- Task requirements:
Every record below should be transcribed exactly. Omit the images.

- Information provided:
^^^^^^^^
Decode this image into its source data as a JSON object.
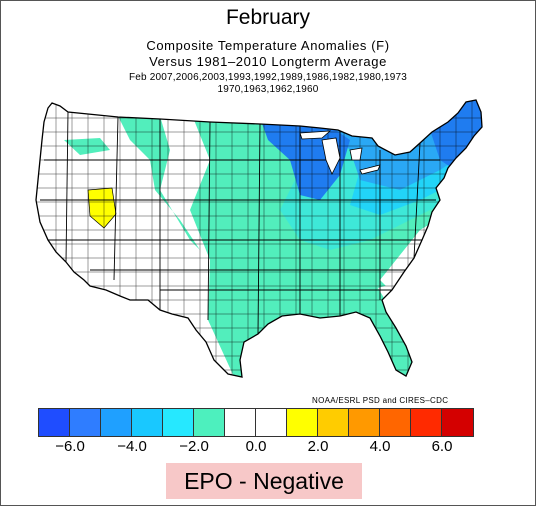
{
  "title": "February",
  "subtitle_line1": "Composite Temperature Anomalies (F)",
  "subtitle_line2": "Versus 1981–2010 Longterm Average",
  "years_line1": "Feb   2007,2006,2003,1993,1992,1989,1986,1982,1980,1973",
  "years_line2": "1970,1963,1962,1960",
  "credit": "NOAA/ESRL PSD and CIRES–CDC",
  "colorbar": {
    "colors": [
      "#1f4dff",
      "#2f7dff",
      "#1fa0ff",
      "#19c8ff",
      "#26e8ff",
      "#4df0be",
      "#ffffff",
      "#ffffff",
      "#ffff00",
      "#ffcc00",
      "#ff9900",
      "#ff6600",
      "#ff2a00",
      "#d40000"
    ],
    "tick_labels": [
      "−6.0",
      "−4.0",
      "−2.0",
      "0.0",
      "2.0",
      "4.0",
      "6.0"
    ]
  },
  "badge_label": "EPO - Negative",
  "colors": {
    "blue_dark": "#1f7cf0",
    "blue_mid": "#2aa8f5",
    "cyan": "#22d4f8",
    "aqua": "#3ee8d8",
    "green_aqua": "#52eebc",
    "yellow": "#ffff00",
    "white": "#ffffff"
  }
}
^^^^^^^^
- Solution:
Decode this image into its source data as a JSON object.
{
  "title": "February",
  "subtitle_line1": "Composite Temperature Anomalies (F)",
  "subtitle_line2": "Versus 1981–2010 Longterm Average",
  "years_line1": "Feb   2007,2006,2003,1993,1992,1989,1986,1982,1980,1973",
  "years_line2": "1970,1963,1962,1960",
  "credit": "NOAA/ESRL PSD and CIRES–CDC",
  "colorbar": {
    "colors": [
      "#1f4dff",
      "#2f7dff",
      "#1fa0ff",
      "#19c8ff",
      "#26e8ff",
      "#4df0be",
      "#ffffff",
      "#ffffff",
      "#ffff00",
      "#ffcc00",
      "#ff9900",
      "#ff6600",
      "#ff2a00",
      "#d40000"
    ],
    "tick_labels": [
      "−6.0",
      "−4.0",
      "−2.0",
      "0.0",
      "2.0",
      "4.0",
      "6.0"
    ]
  },
  "badge_label": "EPO - Negative",
  "colors": {
    "blue_dark": "#1f7cf0",
    "blue_mid": "#2aa8f5",
    "cyan": "#22d4f8",
    "aqua": "#3ee8d8",
    "green_aqua": "#52eebc",
    "yellow": "#ffff00",
    "white": "#ffffff"
  }
}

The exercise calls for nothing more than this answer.